◆ What you will do ◆
Search the material below for the string "this" and list each line that holds it.

(Data tied to figure images)
────────────────────────────────────────

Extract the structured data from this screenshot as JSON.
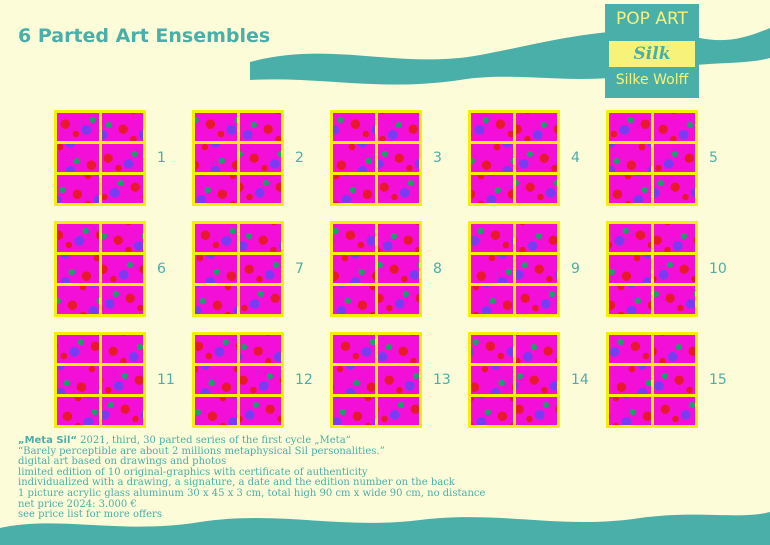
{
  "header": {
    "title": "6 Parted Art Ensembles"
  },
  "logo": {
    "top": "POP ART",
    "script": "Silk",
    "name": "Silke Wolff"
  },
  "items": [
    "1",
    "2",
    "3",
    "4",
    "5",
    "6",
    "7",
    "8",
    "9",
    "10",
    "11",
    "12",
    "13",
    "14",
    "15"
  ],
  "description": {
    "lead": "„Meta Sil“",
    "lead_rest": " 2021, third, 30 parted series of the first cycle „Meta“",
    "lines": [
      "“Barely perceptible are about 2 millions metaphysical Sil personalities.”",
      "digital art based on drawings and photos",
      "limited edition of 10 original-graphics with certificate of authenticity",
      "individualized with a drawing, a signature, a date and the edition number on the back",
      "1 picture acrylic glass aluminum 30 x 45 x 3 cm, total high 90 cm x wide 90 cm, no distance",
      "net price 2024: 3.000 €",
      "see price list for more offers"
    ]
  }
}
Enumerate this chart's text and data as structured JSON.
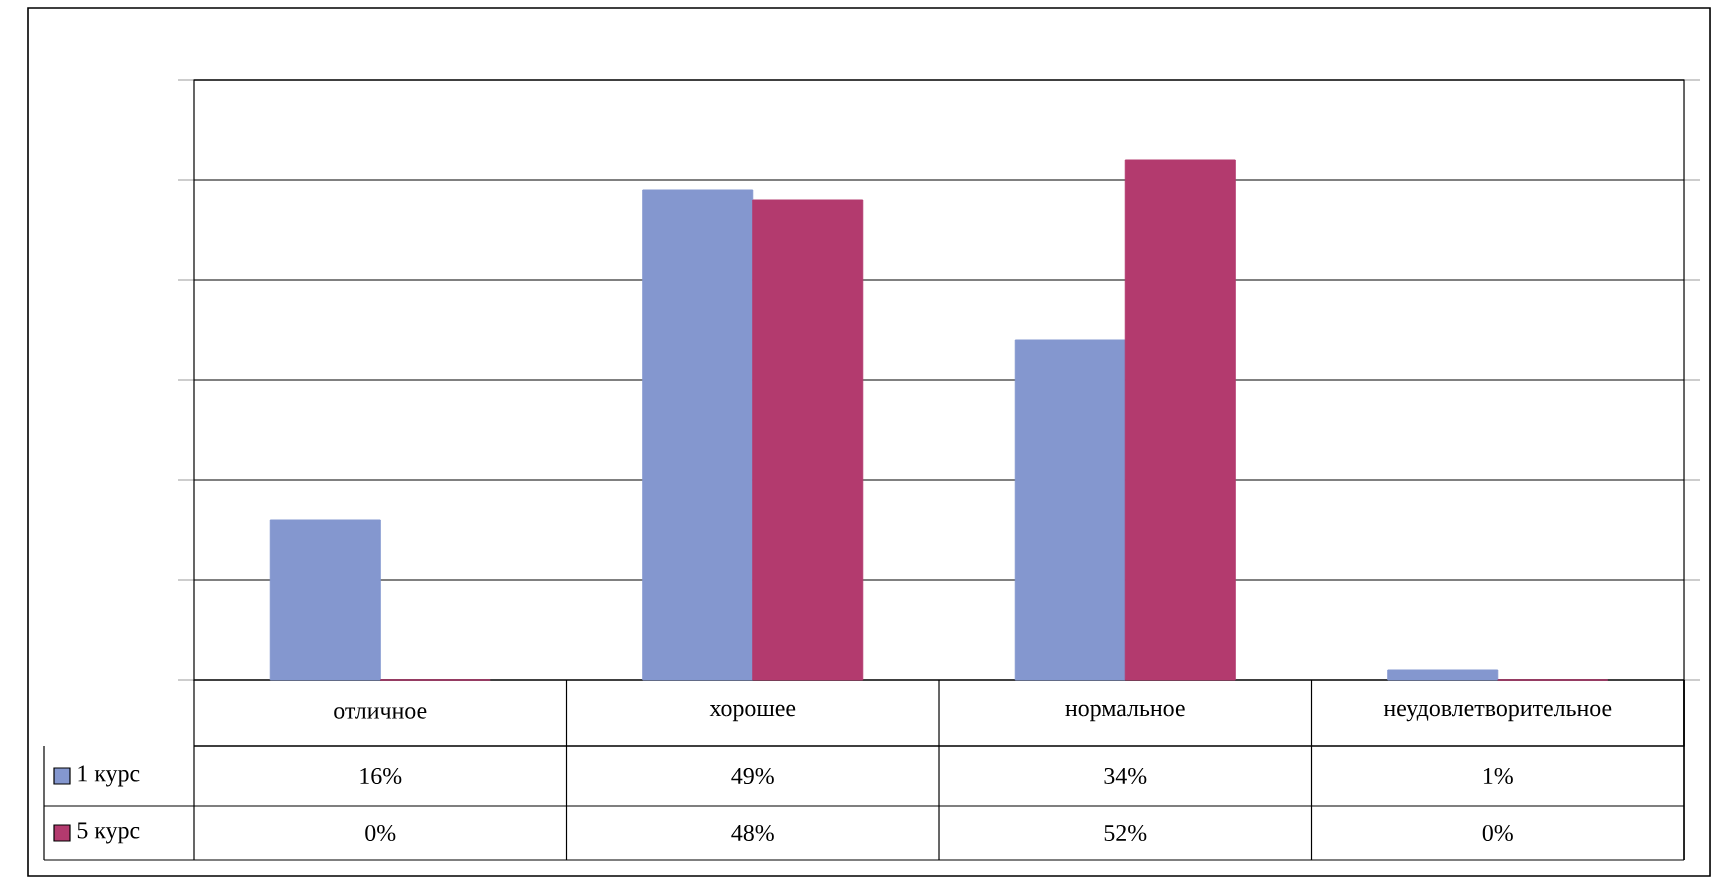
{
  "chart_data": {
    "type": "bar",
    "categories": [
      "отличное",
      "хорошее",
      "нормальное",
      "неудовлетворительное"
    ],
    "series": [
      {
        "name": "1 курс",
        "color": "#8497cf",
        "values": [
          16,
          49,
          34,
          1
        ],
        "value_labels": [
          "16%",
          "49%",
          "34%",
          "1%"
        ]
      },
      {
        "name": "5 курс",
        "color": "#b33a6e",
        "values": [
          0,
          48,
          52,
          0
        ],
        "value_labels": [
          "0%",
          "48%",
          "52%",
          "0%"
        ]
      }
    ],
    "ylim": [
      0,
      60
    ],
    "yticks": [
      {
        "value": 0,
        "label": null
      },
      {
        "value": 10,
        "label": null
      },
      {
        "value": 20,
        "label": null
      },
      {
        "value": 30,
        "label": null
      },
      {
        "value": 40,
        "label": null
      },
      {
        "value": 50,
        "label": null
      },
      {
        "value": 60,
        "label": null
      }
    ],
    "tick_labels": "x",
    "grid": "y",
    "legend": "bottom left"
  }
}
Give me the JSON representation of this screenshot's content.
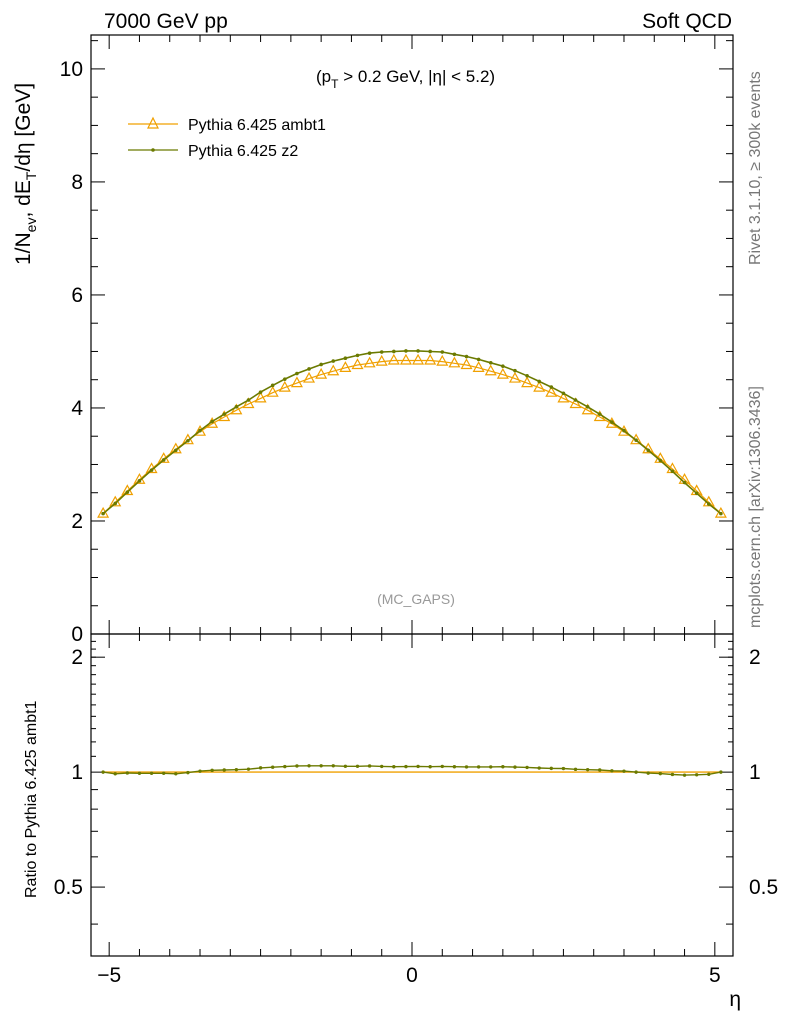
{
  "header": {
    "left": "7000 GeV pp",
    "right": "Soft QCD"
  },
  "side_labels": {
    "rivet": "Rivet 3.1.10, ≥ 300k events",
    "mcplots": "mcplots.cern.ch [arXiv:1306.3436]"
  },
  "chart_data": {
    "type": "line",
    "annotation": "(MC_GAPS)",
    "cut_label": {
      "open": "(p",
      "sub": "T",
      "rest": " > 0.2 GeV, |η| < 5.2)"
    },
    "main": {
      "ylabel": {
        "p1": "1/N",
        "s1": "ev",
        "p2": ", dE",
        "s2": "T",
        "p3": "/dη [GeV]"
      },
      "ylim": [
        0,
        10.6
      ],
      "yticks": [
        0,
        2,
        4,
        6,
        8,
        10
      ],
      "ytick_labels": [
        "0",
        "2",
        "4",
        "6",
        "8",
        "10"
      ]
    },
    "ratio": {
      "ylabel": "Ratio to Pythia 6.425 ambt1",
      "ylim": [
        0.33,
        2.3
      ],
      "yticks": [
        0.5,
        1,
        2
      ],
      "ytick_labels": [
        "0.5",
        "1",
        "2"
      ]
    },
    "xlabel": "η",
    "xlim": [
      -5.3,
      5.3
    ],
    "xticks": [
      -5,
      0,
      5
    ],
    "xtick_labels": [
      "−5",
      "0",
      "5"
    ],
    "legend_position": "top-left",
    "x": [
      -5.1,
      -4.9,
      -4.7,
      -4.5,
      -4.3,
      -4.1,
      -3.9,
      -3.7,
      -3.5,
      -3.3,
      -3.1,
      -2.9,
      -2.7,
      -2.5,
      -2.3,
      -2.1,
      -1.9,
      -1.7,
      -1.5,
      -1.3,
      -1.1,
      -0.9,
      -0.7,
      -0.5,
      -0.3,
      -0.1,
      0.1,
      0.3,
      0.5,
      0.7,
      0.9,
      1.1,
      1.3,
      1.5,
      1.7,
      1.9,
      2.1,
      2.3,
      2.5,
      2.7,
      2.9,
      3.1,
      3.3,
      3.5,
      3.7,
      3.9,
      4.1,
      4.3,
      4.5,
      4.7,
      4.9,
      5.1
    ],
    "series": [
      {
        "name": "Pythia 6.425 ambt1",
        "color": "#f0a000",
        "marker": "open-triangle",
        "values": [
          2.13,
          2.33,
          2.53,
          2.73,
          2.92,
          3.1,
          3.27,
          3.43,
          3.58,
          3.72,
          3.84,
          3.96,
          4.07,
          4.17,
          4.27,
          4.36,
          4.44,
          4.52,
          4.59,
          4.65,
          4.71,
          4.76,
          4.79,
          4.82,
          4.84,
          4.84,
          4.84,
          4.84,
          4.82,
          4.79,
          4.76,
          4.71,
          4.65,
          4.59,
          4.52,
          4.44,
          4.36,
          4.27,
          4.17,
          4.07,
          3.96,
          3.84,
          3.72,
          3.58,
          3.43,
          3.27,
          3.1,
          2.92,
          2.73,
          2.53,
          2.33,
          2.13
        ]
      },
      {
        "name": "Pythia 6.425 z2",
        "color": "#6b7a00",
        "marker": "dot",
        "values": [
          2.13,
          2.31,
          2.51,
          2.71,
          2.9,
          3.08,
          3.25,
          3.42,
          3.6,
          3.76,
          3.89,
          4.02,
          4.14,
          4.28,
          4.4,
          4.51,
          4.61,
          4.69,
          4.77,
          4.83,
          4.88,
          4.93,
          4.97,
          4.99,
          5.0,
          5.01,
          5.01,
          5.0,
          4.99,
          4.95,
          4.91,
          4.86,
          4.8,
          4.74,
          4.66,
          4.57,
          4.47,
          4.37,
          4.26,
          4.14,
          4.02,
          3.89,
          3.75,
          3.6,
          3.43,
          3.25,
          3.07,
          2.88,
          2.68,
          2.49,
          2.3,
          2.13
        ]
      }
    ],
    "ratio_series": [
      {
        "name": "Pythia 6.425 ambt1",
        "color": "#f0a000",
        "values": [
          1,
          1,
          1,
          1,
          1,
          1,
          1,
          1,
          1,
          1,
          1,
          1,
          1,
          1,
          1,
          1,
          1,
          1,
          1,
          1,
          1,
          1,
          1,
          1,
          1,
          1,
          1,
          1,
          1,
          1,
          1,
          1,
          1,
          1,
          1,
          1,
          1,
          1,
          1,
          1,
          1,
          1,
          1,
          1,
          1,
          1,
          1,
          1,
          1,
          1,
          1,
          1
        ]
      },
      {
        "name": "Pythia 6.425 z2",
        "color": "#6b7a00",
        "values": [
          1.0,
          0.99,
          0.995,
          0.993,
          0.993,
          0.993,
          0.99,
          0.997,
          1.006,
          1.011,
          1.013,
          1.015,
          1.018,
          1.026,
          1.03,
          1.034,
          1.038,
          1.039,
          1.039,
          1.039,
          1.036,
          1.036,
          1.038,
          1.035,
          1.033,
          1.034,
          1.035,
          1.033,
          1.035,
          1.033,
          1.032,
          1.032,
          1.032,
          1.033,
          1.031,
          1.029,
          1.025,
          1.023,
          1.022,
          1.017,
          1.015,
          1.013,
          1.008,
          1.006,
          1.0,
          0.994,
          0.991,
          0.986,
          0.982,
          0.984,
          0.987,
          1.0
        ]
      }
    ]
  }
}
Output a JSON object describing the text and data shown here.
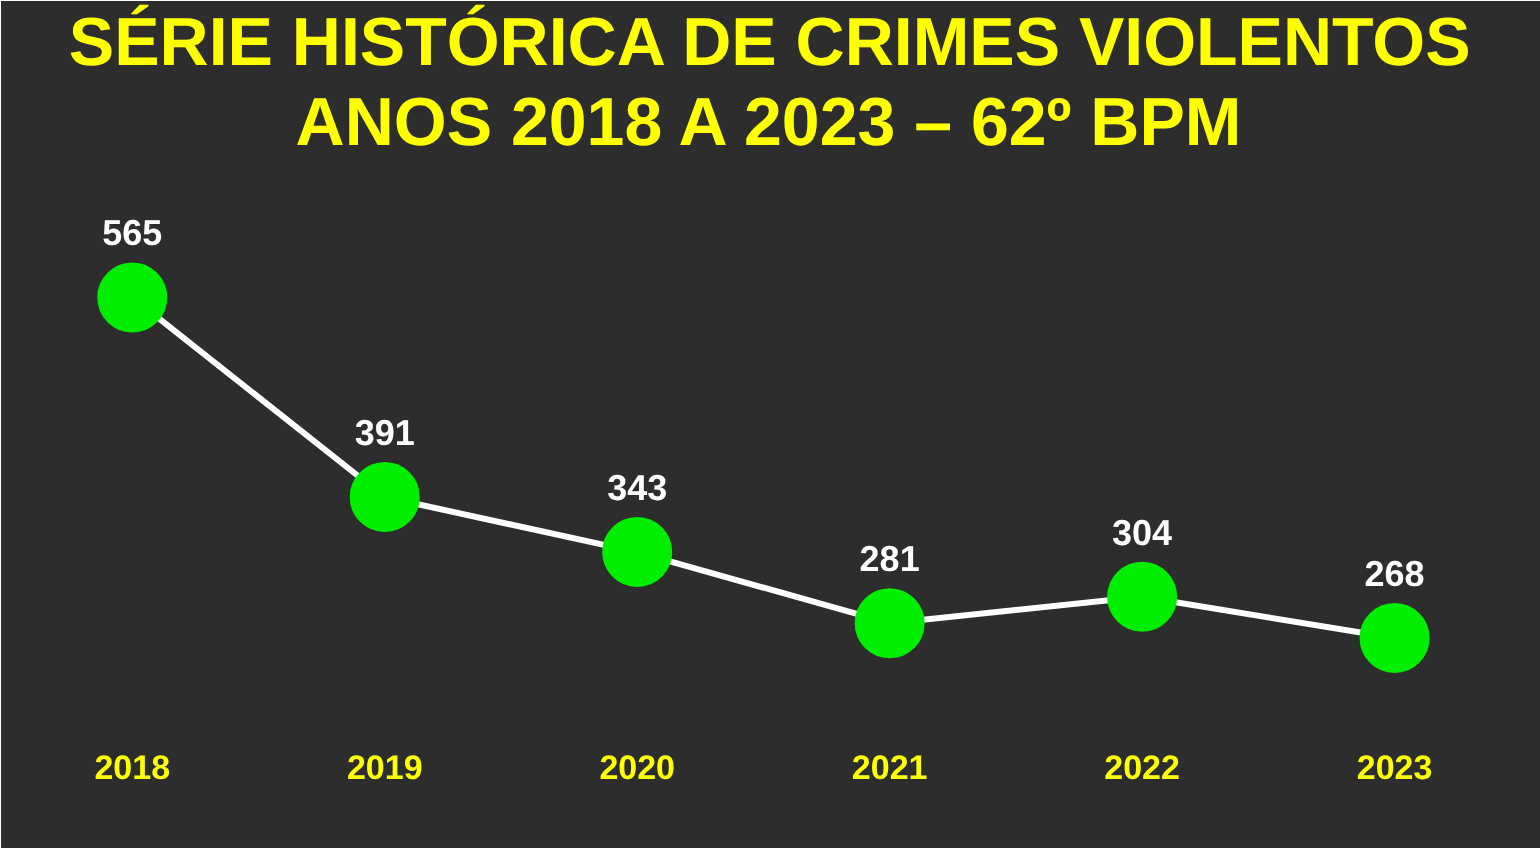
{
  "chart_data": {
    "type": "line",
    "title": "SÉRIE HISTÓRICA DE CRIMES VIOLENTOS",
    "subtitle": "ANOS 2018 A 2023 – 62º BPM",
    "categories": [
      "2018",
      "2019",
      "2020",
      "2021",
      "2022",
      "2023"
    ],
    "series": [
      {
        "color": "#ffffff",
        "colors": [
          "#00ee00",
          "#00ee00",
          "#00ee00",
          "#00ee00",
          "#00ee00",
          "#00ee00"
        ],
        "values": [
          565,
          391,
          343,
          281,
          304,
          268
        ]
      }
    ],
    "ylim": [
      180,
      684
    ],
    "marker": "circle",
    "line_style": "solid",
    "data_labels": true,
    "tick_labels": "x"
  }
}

────────────────────────────────────────

◆ Exercise result ◆
Extract the structured data from this screenshot as JSON.
Enumerate this chart's text and data as structured JSON.
Give me the JSON representation of this screenshot's content.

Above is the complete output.